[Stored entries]
########################################
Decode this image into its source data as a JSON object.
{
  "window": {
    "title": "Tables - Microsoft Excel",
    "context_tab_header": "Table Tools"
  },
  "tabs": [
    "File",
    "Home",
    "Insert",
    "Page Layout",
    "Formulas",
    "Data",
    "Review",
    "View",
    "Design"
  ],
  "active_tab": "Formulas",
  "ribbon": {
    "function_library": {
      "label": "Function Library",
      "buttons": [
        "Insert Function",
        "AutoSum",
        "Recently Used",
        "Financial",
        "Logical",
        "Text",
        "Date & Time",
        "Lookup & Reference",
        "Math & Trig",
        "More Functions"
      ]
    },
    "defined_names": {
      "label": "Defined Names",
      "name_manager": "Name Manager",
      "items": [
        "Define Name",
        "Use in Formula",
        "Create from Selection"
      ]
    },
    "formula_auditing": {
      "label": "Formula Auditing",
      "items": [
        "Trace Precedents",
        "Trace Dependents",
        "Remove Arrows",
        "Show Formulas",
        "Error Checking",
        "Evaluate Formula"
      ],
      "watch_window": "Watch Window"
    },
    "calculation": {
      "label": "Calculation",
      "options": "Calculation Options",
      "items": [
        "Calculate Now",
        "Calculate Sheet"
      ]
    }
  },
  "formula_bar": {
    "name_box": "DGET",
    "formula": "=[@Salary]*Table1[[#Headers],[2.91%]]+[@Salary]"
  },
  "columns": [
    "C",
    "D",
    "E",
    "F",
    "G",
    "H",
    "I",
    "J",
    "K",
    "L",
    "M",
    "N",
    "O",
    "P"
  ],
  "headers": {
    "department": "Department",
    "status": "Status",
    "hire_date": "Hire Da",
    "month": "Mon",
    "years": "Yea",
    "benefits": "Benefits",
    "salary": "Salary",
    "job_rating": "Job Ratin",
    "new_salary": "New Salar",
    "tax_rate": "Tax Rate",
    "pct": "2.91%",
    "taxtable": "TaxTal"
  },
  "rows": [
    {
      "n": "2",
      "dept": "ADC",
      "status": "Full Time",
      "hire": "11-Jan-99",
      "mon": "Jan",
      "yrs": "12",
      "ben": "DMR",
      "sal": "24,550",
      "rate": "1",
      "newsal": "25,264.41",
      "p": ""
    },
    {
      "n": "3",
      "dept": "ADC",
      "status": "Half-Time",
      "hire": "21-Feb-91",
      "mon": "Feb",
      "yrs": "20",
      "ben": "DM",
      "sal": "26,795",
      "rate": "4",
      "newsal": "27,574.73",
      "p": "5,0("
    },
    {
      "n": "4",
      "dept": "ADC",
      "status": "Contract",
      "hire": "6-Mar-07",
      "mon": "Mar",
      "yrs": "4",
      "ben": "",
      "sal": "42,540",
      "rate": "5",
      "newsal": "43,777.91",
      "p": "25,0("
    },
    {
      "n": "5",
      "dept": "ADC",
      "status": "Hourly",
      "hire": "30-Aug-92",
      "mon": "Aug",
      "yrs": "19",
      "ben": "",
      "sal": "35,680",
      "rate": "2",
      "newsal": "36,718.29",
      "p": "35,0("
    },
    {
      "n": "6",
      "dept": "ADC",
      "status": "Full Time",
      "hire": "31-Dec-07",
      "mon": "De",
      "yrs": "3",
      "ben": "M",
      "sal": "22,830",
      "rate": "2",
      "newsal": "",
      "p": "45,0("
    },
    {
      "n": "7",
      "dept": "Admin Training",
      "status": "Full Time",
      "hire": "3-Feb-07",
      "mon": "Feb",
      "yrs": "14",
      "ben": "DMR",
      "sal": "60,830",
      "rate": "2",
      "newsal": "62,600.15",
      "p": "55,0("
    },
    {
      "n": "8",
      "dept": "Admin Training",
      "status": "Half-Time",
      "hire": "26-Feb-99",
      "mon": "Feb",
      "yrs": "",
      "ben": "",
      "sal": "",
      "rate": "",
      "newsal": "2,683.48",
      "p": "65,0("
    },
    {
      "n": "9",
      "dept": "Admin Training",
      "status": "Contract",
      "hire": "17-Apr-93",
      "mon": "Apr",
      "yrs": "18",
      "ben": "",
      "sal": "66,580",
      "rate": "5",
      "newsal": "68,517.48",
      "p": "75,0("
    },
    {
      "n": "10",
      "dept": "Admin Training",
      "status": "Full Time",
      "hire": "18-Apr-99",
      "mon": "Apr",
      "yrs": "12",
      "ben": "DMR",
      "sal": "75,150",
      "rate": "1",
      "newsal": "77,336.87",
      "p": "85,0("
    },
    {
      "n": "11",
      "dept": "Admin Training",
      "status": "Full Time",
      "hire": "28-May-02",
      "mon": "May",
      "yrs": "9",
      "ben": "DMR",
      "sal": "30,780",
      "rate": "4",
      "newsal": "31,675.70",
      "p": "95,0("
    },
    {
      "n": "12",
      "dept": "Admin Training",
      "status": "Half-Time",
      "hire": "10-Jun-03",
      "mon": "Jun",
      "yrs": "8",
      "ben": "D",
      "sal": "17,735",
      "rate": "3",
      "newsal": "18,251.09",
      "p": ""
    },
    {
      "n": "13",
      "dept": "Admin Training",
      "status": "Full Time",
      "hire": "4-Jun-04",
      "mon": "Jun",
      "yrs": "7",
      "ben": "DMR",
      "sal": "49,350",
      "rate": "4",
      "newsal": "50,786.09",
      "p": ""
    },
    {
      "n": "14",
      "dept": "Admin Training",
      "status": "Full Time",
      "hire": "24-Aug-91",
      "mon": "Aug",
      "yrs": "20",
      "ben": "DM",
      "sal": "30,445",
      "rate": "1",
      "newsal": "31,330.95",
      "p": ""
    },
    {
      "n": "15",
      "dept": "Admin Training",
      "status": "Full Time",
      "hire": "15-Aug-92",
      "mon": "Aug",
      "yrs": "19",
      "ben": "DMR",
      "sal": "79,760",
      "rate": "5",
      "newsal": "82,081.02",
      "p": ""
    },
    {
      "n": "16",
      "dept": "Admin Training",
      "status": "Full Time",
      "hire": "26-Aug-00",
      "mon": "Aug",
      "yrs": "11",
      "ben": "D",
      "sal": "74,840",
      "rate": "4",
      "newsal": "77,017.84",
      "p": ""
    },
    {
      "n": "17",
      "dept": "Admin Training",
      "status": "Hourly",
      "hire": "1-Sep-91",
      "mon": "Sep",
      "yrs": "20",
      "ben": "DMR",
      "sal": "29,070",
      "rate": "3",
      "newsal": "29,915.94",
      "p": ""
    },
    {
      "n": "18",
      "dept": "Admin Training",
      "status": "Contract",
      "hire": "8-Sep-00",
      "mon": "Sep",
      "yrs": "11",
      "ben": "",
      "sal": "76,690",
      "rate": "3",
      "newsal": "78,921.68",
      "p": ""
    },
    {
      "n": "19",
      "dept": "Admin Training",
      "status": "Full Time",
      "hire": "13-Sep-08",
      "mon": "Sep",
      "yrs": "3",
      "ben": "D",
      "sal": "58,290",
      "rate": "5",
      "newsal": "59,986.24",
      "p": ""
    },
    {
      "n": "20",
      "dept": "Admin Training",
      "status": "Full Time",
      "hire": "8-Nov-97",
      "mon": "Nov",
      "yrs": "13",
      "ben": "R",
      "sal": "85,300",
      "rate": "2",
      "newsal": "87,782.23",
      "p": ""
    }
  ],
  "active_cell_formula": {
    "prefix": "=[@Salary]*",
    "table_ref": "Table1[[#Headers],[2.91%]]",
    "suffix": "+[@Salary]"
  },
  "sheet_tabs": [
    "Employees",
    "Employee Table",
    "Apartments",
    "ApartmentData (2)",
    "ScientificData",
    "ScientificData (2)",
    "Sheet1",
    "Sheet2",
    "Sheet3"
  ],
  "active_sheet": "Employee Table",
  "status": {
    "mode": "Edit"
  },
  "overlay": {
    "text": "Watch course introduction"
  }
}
########################################
EXERCISE DESCRIPTION: Take the data above and return it exactly.

PROBLEM SOLUTION:
Decode this image into its source data as a JSON object.
{
  "window": {
    "title": "Tables - Microsoft Excel",
    "context_tab_header": "Table Tools"
  },
  "tabs": [
    "File",
    "Home",
    "Insert",
    "Page Layout",
    "Formulas",
    "Data",
    "Review",
    "View",
    "Design"
  ],
  "active_tab": "Formulas",
  "ribbon": {
    "function_library": {
      "label": "Function Library",
      "buttons": [
        "Insert Function",
        "AutoSum",
        "Recently Used",
        "Financial",
        "Logical",
        "Text",
        "Date & Time",
        "Lookup & Reference",
        "Math & Trig",
        "More Functions"
      ]
    },
    "defined_names": {
      "label": "Defined Names",
      "name_manager": "Name Manager",
      "items": [
        "Define Name",
        "Use in Formula",
        "Create from Selection"
      ]
    },
    "formula_auditing": {
      "label": "Formula Auditing",
      "items": [
        "Trace Precedents",
        "Trace Dependents",
        "Remove Arrows",
        "Show Formulas",
        "Error Checking",
        "Evaluate Formula"
      ],
      "watch_window": "Watch Window"
    },
    "calculation": {
      "label": "Calculation",
      "options": "Calculation Options",
      "items": [
        "Calculate Now",
        "Calculate Sheet"
      ]
    }
  },
  "formula_bar": {
    "name_box": "DGET",
    "formula": "=[@Salary]*Table1[[#Headers],[2.91%]]+[@Salary]"
  },
  "columns": [
    "C",
    "D",
    "E",
    "F",
    "G",
    "H",
    "I",
    "J",
    "K",
    "L",
    "M",
    "N",
    "O",
    "P"
  ],
  "headers": {
    "department": "Department",
    "status": "Status",
    "hire_date": "Hire Da",
    "month": "Mon",
    "years": "Yea",
    "benefits": "Benefits",
    "salary": "Salary",
    "job_rating": "Job Ratin",
    "new_salary": "New Salar",
    "tax_rate": "Tax Rate",
    "pct": "2.91%",
    "taxtable": "TaxTal"
  },
  "rows": [
    {
      "n": "2",
      "dept": "ADC",
      "status": "Full Time",
      "hire": "11-Jan-99",
      "mon": "Jan",
      "yrs": "12",
      "ben": "DMR",
      "sal": "24,550",
      "rate": "1",
      "newsal": "25,264.41",
      "p": ""
    },
    {
      "n": "3",
      "dept": "ADC",
      "status": "Half-Time",
      "hire": "21-Feb-91",
      "mon": "Feb",
      "yrs": "20",
      "ben": "DM",
      "sal": "26,795",
      "rate": "4",
      "newsal": "27,574.73",
      "p": "5,0("
    },
    {
      "n": "4",
      "dept": "ADC",
      "status": "Contract",
      "hire": "6-Mar-07",
      "mon": "Mar",
      "yrs": "4",
      "ben": "",
      "sal": "42,540",
      "rate": "5",
      "newsal": "43,777.91",
      "p": "25,0("
    },
    {
      "n": "5",
      "dept": "ADC",
      "status": "Hourly",
      "hire": "30-Aug-92",
      "mon": "Aug",
      "yrs": "19",
      "ben": "",
      "sal": "35,680",
      "rate": "2",
      "newsal": "36,718.29",
      "p": "35,0("
    },
    {
      "n": "6",
      "dept": "ADC",
      "status": "Full Time",
      "hire": "31-Dec-07",
      "mon": "De",
      "yrs": "3",
      "ben": "M",
      "sal": "22,830",
      "rate": "2",
      "newsal": "",
      "p": "45,0("
    },
    {
      "n": "7",
      "dept": "Admin Training",
      "status": "Full Time",
      "hire": "3-Feb-07",
      "mon": "Feb",
      "yrs": "14",
      "ben": "DMR",
      "sal": "60,830",
      "rate": "2",
      "newsal": "62,600.15",
      "p": "55,0("
    },
    {
      "n": "8",
      "dept": "Admin Training",
      "status": "Half-Time",
      "hire": "26-Feb-99",
      "mon": "Feb",
      "yrs": "",
      "ben": "",
      "sal": "",
      "rate": "",
      "newsal": "2,683.48",
      "p": "65,0("
    },
    {
      "n": "9",
      "dept": "Admin Training",
      "status": "Contract",
      "hire": "17-Apr-93",
      "mon": "Apr",
      "yrs": "18",
      "ben": "",
      "sal": "66,580",
      "rate": "5",
      "newsal": "68,517.48",
      "p": "75,0("
    },
    {
      "n": "10",
      "dept": "Admin Training",
      "status": "Full Time",
      "hire": "18-Apr-99",
      "mon": "Apr",
      "yrs": "12",
      "ben": "DMR",
      "sal": "75,150",
      "rate": "1",
      "newsal": "77,336.87",
      "p": "85,0("
    },
    {
      "n": "11",
      "dept": "Admin Training",
      "status": "Full Time",
      "hire": "28-May-02",
      "mon": "May",
      "yrs": "9",
      "ben": "DMR",
      "sal": "30,780",
      "rate": "4",
      "newsal": "31,675.70",
      "p": "95,0("
    },
    {
      "n": "12",
      "dept": "Admin Training",
      "status": "Half-Time",
      "hire": "10-Jun-03",
      "mon": "Jun",
      "yrs": "8",
      "ben": "D",
      "sal": "17,735",
      "rate": "3",
      "newsal": "18,251.09",
      "p": ""
    },
    {
      "n": "13",
      "dept": "Admin Training",
      "status": "Full Time",
      "hire": "4-Jun-04",
      "mon": "Jun",
      "yrs": "7",
      "ben": "DMR",
      "sal": "49,350",
      "rate": "4",
      "newsal": "50,786.09",
      "p": ""
    },
    {
      "n": "14",
      "dept": "Admin Training",
      "status": "Full Time",
      "hire": "24-Aug-91",
      "mon": "Aug",
      "yrs": "20",
      "ben": "DM",
      "sal": "30,445",
      "rate": "1",
      "newsal": "31,330.95",
      "p": ""
    },
    {
      "n": "15",
      "dept": "Admin Training",
      "status": "Full Time",
      "hire": "15-Aug-92",
      "mon": "Aug",
      "yrs": "19",
      "ben": "DMR",
      "sal": "79,760",
      "rate": "5",
      "newsal": "82,081.02",
      "p": ""
    },
    {
      "n": "16",
      "dept": "Admin Training",
      "status": "Full Time",
      "hire": "26-Aug-00",
      "mon": "Aug",
      "yrs": "11",
      "ben": "D",
      "sal": "74,840",
      "rate": "4",
      "newsal": "77,017.84",
      "p": ""
    },
    {
      "n": "17",
      "dept": "Admin Training",
      "status": "Hourly",
      "hire": "1-Sep-91",
      "mon": "Sep",
      "yrs": "20",
      "ben": "DMR",
      "sal": "29,070",
      "rate": "3",
      "newsal": "29,915.94",
      "p": ""
    },
    {
      "n": "18",
      "dept": "Admin Training",
      "status": "Contract",
      "hire": "8-Sep-00",
      "mon": "Sep",
      "yrs": "11",
      "ben": "",
      "sal": "76,690",
      "rate": "3",
      "newsal": "78,921.68",
      "p": ""
    },
    {
      "n": "19",
      "dept": "Admin Training",
      "status": "Full Time",
      "hire": "13-Sep-08",
      "mon": "Sep",
      "yrs": "3",
      "ben": "D",
      "sal": "58,290",
      "rate": "5",
      "newsal": "59,986.24",
      "p": ""
    },
    {
      "n": "20",
      "dept": "Admin Training",
      "status": "Full Time",
      "hire": "8-Nov-97",
      "mon": "Nov",
      "yrs": "13",
      "ben": "R",
      "sal": "85,300",
      "rate": "2",
      "newsal": "87,782.23",
      "p": ""
    }
  ],
  "active_cell_formula": {
    "prefix": "=[@Salary]*",
    "table_ref": "Table1[[#Headers],[2.91%]]",
    "suffix": "+[@Salary]"
  },
  "sheet_tabs": [
    "Employees",
    "Employee Table",
    "Apartments",
    "ApartmentData (2)",
    "ScientificData",
    "ScientificData (2)",
    "Sheet1",
    "Sheet2",
    "Sheet3"
  ],
  "active_sheet": "Employee Table",
  "status": {
    "mode": "Edit"
  },
  "overlay": {
    "text": "Watch course introduction"
  }
}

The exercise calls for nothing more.